— Directions —
Set down every record once more, exactly as given.

— The input —
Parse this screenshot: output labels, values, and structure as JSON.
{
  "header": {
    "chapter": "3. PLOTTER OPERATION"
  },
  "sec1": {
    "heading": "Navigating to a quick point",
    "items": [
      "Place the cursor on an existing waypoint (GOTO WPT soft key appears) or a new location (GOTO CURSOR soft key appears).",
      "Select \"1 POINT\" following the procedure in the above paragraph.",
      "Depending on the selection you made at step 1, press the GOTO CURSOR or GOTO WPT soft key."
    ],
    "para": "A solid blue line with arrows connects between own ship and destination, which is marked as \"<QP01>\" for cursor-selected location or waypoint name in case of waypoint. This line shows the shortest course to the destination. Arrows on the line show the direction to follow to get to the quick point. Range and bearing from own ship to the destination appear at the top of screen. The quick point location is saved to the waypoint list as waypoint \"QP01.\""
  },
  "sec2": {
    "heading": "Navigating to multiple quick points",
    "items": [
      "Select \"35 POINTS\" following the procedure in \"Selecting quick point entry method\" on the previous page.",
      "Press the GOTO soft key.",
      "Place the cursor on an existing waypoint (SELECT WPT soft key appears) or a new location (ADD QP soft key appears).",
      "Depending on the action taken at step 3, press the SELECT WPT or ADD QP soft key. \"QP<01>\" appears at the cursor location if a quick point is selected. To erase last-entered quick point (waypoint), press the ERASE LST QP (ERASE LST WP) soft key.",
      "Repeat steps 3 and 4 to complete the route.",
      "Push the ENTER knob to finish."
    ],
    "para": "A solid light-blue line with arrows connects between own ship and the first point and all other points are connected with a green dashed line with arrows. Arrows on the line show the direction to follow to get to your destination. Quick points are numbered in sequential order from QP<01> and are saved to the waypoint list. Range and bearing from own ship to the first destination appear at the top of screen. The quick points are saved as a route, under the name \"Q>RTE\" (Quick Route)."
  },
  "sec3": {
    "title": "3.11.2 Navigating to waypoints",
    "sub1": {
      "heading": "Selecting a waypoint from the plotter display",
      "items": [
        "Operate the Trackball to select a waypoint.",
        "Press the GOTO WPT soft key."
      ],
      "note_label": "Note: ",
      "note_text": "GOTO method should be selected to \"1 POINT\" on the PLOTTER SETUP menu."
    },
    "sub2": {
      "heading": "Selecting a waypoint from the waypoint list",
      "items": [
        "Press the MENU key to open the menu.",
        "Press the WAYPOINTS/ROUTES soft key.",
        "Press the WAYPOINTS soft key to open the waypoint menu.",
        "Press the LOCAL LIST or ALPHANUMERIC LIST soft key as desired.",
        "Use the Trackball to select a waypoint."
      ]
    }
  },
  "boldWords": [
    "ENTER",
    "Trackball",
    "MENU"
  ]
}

— Correct answer —
Parse this screenshot: output labels, values, and structure as JSON.
{
  "header": {
    "chapter": "3. PLOTTER OPERATION"
  },
  "sec1": {
    "heading": "Navigating to a quick point",
    "items": [
      "Place the cursor on an existing waypoint (GOTO WPT soft key appears) or a new location (GOTO CURSOR soft key appears).",
      "Select \"1 POINT\" following the procedure in the above paragraph.",
      "Depending on the selection you made at step 1, press the GOTO CURSOR or GOTO WPT soft key."
    ],
    "para": "A solid blue line with arrows connects between own ship and destination, which is marked as \"<QP01>\" for cursor-selected location or waypoint name in case of waypoint. This line shows the shortest course to the destination. Arrows on the line show the direction to follow to get to the quick point. Range and bearing from own ship to the destination appear at the top of screen. The quick point location is saved to the waypoint list as waypoint \"QP01.\""
  },
  "sec2": {
    "heading": "Navigating to multiple quick points",
    "items": [
      "Select \"35 POINTS\" following the procedure in \"Selecting quick point entry method\" on the previous page.",
      "Press the GOTO soft key.",
      "Place the cursor on an existing waypoint (SELECT WPT soft key appears) or a new location (ADD QP soft key appears).",
      "Depending on the action taken at step 3, press the SELECT WPT or ADD QP soft key. \"QP<01>\" appears at the cursor location if a quick point is selected. To erase last-entered quick point (waypoint), press the ERASE LST QP (ERASE LST WP) soft key.",
      "Repeat steps 3 and 4 to complete the route.",
      "Push the ENTER knob to finish."
    ],
    "para": "A solid light-blue line with arrows connects between own ship and the first point and all other points are connected with a green dashed line with arrows. Arrows on the line show the direction to follow to get to your destination. Quick points are numbered in sequential order from QP<01> and are saved to the waypoint list. Range and bearing from own ship to the first destination appear at the top of screen. The quick points are saved as a route, under the name \"Q>RTE\" (Quick Route)."
  },
  "sec3": {
    "title": "3.11.2 Navigating to waypoints",
    "sub1": {
      "heading": "Selecting a waypoint from the plotter display",
      "items": [
        "Operate the Trackball to select a waypoint.",
        "Press the GOTO WPT soft key."
      ],
      "note_label": "Note: ",
      "note_text": "GOTO method should be selected to \"1 POINT\" on the PLOTTER SETUP menu."
    },
    "sub2": {
      "heading": "Selecting a waypoint from the waypoint list",
      "items": [
        "Press the MENU key to open the menu.",
        "Press the WAYPOINTS/ROUTES soft key.",
        "Press the WAYPOINTS soft key to open the waypoint menu.",
        "Press the LOCAL LIST or ALPHANUMERIC LIST soft key as desired.",
        "Use the Trackball to select a waypoint."
      ]
    }
  },
  "boldWords": [
    "ENTER",
    "Trackball",
    "MENU"
  ]
}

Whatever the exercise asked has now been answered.